What is asked => Copy out each line that mentions the word "交換レンズ".

Input rows =>
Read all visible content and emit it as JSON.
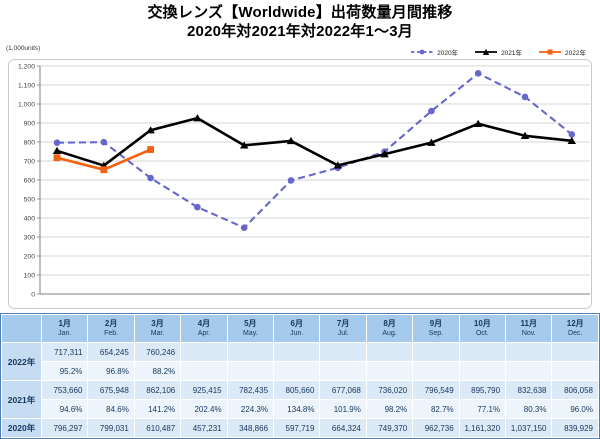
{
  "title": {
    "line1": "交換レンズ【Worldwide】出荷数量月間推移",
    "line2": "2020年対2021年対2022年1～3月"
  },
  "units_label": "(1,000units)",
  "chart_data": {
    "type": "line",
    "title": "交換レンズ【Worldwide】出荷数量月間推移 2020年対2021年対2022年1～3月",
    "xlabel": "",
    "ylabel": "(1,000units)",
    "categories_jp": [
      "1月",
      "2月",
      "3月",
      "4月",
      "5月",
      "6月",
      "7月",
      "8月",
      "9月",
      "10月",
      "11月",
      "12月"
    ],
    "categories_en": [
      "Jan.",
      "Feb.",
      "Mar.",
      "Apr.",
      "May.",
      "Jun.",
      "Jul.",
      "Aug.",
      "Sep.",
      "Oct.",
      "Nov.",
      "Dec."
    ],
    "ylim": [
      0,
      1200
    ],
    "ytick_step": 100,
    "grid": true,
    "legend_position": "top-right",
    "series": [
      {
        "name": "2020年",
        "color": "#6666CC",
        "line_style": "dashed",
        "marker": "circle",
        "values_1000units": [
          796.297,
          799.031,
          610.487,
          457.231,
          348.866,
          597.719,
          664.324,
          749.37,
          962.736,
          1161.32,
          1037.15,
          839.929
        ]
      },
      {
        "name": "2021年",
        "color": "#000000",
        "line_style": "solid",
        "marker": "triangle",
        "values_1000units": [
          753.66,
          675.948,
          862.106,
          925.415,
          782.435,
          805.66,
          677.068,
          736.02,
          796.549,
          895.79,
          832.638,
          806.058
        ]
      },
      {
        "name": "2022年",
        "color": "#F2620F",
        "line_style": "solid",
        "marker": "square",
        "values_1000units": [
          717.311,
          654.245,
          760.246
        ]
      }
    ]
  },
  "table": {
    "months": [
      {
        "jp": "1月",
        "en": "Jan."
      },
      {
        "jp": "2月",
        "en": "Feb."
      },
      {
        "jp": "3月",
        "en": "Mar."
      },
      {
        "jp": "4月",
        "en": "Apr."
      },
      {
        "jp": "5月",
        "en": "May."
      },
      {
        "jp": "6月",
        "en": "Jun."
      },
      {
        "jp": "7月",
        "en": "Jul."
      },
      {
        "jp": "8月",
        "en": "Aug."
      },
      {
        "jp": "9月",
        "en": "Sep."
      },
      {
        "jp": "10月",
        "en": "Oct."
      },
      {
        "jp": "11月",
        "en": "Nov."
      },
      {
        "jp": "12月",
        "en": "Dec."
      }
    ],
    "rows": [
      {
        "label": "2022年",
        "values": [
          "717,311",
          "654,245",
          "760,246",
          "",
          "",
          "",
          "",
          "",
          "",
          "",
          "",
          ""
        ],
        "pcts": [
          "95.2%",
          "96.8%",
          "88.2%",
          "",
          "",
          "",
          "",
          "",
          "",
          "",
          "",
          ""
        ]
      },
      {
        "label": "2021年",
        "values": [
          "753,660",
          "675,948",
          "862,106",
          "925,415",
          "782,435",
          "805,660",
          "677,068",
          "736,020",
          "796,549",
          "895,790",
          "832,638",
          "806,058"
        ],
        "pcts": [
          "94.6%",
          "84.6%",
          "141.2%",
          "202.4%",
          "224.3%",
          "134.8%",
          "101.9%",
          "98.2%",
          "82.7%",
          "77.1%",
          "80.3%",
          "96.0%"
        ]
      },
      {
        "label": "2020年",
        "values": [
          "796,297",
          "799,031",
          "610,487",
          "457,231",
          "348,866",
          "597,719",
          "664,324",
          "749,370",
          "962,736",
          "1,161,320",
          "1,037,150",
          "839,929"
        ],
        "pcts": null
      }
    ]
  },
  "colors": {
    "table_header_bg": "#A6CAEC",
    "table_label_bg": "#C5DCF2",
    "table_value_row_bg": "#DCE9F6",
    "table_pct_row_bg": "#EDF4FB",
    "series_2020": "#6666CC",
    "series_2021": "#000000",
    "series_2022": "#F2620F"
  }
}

Answer for the task =>
    "line1": "交換レンズ【Worldwide】出荷数量月間推移",
    "title": "交換レンズ【Worldwide】出荷数量月間推移 2020年対2021年対2022年1～3月",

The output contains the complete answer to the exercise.